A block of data
● ● ● ●

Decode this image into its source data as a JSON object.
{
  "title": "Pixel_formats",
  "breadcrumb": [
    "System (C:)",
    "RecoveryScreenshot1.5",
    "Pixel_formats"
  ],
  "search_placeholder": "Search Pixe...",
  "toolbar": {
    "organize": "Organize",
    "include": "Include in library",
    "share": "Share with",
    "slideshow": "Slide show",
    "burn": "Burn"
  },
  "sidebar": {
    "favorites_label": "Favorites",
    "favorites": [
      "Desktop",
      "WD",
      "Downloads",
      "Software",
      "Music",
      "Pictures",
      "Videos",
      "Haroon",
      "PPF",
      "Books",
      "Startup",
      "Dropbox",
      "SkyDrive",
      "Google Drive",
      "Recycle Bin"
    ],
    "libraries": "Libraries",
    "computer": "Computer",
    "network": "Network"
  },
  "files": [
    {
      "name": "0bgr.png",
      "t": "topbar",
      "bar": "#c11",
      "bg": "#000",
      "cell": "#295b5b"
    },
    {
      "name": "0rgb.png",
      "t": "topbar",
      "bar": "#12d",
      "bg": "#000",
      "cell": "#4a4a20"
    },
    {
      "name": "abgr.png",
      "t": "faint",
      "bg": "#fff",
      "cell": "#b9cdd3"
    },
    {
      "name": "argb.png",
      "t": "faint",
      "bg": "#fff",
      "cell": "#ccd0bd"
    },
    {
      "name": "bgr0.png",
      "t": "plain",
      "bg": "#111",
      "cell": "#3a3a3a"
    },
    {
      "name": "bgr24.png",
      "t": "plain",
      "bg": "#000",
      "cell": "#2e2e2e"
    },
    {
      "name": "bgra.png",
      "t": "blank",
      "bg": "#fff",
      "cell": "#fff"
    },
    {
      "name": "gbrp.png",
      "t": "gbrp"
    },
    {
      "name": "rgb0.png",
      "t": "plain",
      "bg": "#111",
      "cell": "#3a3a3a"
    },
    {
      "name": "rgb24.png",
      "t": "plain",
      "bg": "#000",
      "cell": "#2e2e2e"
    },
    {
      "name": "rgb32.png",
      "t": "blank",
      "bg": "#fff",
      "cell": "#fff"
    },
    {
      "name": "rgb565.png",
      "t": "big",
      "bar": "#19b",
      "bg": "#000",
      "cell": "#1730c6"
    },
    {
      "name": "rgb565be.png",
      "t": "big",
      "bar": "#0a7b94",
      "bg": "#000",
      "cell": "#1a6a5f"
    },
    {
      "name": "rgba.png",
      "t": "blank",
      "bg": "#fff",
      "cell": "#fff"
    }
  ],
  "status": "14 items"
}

● ● ● ●

**Task requirements**.
Copy out each line above, character for character.

**The completed task**.
Decode this image into its source data as a JSON object.
{
  "title": "Pixel_formats",
  "breadcrumb": [
    "System (C:)",
    "RecoveryScreenshot1.5",
    "Pixel_formats"
  ],
  "search_placeholder": "Search Pixe...",
  "toolbar": {
    "organize": "Organize",
    "include": "Include in library",
    "share": "Share with",
    "slideshow": "Slide show",
    "burn": "Burn"
  },
  "sidebar": {
    "favorites_label": "Favorites",
    "favorites": [
      "Desktop",
      "WD",
      "Downloads",
      "Software",
      "Music",
      "Pictures",
      "Videos",
      "Haroon",
      "PPF",
      "Books",
      "Startup",
      "Dropbox",
      "SkyDrive",
      "Google Drive",
      "Recycle Bin"
    ],
    "libraries": "Libraries",
    "computer": "Computer",
    "network": "Network"
  },
  "files": [
    {
      "name": "0bgr.png",
      "t": "topbar",
      "bar": "#c11",
      "bg": "#000",
      "cell": "#295b5b"
    },
    {
      "name": "0rgb.png",
      "t": "topbar",
      "bar": "#12d",
      "bg": "#000",
      "cell": "#4a4a20"
    },
    {
      "name": "abgr.png",
      "t": "faint",
      "bg": "#fff",
      "cell": "#b9cdd3"
    },
    {
      "name": "argb.png",
      "t": "faint",
      "bg": "#fff",
      "cell": "#ccd0bd"
    },
    {
      "name": "bgr0.png",
      "t": "plain",
      "bg": "#111",
      "cell": "#3a3a3a"
    },
    {
      "name": "bgr24.png",
      "t": "plain",
      "bg": "#000",
      "cell": "#2e2e2e"
    },
    {
      "name": "bgra.png",
      "t": "blank",
      "bg": "#fff",
      "cell": "#fff"
    },
    {
      "name": "gbrp.png",
      "t": "gbrp"
    },
    {
      "name": "rgb0.png",
      "t": "plain",
      "bg": "#111",
      "cell": "#3a3a3a"
    },
    {
      "name": "rgb24.png",
      "t": "plain",
      "bg": "#000",
      "cell": "#2e2e2e"
    },
    {
      "name": "rgb32.png",
      "t": "blank",
      "bg": "#fff",
      "cell": "#fff"
    },
    {
      "name": "rgb565.png",
      "t": "big",
      "bar": "#19b",
      "bg": "#000",
      "cell": "#1730c6"
    },
    {
      "name": "rgb565be.png",
      "t": "big",
      "bar": "#0a7b94",
      "bg": "#000",
      "cell": "#1a6a5f"
    },
    {
      "name": "rgba.png",
      "t": "blank",
      "bg": "#fff",
      "cell": "#fff"
    }
  ],
  "status": "14 items"
}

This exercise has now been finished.